Review the material and extract every line in which the word "Connected" occurs.

• • •

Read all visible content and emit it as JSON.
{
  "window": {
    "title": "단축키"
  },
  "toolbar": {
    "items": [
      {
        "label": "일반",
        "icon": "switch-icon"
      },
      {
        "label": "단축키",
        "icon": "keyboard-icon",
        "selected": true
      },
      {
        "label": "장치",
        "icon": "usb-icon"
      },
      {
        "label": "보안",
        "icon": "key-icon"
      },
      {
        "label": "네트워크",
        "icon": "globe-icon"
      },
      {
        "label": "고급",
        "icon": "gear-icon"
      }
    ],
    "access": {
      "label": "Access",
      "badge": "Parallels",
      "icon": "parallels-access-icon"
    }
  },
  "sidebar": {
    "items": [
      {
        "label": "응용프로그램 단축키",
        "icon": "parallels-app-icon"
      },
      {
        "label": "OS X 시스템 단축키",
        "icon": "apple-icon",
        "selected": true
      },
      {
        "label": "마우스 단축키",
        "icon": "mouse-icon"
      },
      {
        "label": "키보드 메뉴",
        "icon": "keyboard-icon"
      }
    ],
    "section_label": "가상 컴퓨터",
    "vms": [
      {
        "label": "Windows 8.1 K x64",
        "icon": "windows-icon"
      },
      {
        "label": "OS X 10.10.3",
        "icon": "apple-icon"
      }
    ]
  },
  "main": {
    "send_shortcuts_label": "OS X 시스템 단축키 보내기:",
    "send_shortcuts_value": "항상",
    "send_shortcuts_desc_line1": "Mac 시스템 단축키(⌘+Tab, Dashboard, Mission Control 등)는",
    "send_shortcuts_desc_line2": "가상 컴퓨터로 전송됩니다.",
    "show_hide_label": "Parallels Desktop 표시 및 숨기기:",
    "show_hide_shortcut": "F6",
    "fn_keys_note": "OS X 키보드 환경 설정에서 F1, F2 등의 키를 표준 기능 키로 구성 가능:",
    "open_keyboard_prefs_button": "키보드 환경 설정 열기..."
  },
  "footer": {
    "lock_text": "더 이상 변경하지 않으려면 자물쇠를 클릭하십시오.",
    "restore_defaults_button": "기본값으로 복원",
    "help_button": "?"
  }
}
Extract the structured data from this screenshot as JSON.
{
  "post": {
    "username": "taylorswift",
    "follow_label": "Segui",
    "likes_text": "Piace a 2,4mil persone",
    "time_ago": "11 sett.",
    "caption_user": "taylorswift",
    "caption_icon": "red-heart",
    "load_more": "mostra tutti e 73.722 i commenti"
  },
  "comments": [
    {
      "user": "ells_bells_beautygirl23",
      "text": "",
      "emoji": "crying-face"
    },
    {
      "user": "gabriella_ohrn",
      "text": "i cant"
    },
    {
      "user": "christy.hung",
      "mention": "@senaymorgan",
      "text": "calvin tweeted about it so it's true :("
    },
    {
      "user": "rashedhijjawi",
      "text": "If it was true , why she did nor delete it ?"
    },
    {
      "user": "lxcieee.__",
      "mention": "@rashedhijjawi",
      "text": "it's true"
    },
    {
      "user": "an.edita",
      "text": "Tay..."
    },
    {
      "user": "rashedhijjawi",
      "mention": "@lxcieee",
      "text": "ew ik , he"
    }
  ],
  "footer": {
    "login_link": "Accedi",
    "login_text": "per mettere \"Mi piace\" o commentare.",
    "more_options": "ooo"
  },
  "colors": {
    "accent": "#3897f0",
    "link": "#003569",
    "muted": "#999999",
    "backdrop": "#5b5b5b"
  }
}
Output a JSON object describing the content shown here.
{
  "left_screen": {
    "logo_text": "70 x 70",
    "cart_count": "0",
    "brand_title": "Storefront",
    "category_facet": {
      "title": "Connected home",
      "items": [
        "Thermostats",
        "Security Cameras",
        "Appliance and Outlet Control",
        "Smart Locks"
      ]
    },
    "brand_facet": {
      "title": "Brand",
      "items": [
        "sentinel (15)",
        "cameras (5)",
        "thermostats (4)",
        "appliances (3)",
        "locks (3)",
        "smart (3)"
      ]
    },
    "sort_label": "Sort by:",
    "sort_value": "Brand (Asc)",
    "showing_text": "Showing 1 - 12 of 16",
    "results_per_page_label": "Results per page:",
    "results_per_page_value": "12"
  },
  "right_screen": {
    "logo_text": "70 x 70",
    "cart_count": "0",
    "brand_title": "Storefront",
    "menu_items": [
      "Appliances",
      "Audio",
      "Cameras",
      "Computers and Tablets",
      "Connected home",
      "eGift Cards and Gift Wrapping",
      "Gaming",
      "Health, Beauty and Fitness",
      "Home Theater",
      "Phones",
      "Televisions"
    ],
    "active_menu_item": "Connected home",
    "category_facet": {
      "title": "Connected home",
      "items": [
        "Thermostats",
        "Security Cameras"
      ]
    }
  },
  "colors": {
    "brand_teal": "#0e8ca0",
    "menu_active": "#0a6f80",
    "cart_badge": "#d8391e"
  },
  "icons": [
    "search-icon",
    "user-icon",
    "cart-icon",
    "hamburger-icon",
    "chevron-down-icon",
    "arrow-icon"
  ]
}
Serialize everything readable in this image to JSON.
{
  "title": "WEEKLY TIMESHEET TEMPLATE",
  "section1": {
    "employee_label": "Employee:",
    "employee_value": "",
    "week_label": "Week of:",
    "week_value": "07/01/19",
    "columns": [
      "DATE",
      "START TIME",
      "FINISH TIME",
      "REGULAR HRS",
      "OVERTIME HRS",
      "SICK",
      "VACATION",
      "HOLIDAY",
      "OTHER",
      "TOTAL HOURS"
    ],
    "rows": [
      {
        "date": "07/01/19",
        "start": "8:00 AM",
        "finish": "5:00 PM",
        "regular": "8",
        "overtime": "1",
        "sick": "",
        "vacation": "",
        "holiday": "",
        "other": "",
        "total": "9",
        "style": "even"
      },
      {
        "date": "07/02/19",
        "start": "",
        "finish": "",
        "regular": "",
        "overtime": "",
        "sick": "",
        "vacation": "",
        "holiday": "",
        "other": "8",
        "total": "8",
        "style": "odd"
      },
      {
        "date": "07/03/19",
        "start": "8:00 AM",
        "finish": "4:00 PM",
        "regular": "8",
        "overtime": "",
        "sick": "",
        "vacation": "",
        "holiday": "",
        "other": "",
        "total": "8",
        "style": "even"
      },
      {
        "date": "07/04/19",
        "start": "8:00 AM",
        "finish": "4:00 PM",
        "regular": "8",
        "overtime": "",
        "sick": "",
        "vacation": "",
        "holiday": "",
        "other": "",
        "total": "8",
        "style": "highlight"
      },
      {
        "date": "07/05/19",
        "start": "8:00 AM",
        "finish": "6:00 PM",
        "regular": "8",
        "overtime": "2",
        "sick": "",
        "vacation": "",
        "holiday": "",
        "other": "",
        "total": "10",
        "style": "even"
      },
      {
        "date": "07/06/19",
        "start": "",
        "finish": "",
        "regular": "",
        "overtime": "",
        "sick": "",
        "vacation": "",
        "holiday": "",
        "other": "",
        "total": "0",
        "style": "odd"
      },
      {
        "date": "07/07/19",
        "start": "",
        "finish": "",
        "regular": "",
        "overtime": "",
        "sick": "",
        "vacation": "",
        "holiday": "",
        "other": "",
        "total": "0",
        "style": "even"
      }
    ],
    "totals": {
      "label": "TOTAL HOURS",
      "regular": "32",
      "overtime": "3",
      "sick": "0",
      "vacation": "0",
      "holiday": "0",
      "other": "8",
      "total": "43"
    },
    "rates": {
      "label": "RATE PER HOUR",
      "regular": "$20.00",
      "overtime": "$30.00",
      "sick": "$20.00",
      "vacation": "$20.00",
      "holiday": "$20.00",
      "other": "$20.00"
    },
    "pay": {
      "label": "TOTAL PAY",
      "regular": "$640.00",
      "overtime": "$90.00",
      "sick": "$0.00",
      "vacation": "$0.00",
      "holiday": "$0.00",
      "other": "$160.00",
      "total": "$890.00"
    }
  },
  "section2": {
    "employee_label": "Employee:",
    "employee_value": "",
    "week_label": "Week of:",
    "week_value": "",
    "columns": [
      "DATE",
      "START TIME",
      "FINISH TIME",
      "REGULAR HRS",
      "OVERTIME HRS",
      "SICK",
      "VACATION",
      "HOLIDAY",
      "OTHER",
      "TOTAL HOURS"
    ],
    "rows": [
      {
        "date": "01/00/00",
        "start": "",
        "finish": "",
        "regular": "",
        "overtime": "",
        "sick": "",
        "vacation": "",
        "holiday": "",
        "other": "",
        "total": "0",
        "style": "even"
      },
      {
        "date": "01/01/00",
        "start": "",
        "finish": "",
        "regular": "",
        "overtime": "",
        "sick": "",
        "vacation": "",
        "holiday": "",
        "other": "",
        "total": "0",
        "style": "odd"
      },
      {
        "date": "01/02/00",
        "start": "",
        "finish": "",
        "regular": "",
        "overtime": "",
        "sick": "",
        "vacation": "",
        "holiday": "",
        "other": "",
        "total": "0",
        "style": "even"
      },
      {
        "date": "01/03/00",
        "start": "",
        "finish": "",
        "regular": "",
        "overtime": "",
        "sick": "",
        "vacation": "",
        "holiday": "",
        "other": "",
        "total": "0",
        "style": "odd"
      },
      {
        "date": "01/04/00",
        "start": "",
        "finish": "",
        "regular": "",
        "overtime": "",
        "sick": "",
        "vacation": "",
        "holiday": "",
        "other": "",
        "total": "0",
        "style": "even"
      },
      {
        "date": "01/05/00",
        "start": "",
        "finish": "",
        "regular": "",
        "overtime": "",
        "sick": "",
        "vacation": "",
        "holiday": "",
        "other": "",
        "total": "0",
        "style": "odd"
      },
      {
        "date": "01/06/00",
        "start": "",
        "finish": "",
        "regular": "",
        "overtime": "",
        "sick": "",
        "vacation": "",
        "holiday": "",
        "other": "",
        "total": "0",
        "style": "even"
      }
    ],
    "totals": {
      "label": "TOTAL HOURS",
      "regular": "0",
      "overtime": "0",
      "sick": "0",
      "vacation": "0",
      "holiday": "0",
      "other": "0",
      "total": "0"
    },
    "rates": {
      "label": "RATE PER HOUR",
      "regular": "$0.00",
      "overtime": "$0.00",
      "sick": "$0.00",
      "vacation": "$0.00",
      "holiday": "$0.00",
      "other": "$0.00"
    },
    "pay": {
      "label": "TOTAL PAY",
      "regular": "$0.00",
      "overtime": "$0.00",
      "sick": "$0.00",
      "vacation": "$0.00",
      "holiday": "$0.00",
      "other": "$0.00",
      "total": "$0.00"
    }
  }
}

• • •

EXERCISE OUTPUT >>
      "title": "Connected home",
      "Connected home",
    "active_menu_item": "Connected home",
      "title": "Connected home",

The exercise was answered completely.